WRITTEN PROBLEM:
Write out all the material exactly. Leave nothing out.

** Begin **

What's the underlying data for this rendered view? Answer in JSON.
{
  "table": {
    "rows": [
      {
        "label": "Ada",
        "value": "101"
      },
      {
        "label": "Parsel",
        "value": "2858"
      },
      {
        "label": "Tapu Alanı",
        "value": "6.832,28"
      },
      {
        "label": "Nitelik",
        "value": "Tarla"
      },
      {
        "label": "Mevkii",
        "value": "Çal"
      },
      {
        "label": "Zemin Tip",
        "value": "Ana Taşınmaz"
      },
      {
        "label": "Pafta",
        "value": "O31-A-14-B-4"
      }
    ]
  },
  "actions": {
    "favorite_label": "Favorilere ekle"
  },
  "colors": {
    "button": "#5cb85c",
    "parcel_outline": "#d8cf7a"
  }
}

** End **

THE RESULT:
What's the underlying data for this rendered view? Answer in JSON.
{
  "table": {
    "rows": [
      {
        "label": "Ada",
        "value": "101"
      },
      {
        "label": "Parsel",
        "value": "2858"
      },
      {
        "label": "Tapu Alanı",
        "value": "6.832,28"
      },
      {
        "label": "Nitelik",
        "value": "Tarla"
      },
      {
        "label": "Mevkii",
        "value": "Çal"
      },
      {
        "label": "Zemin Tip",
        "value": "Ana Taşınmaz"
      },
      {
        "label": "Pafta",
        "value": "O31-A-14-B-4"
      }
    ]
  },
  "actions": {
    "favorite_label": "Favorilere ekle"
  },
  "colors": {
    "button": "#5cb85c",
    "parcel_outline": "#d8cf7a"
  }
}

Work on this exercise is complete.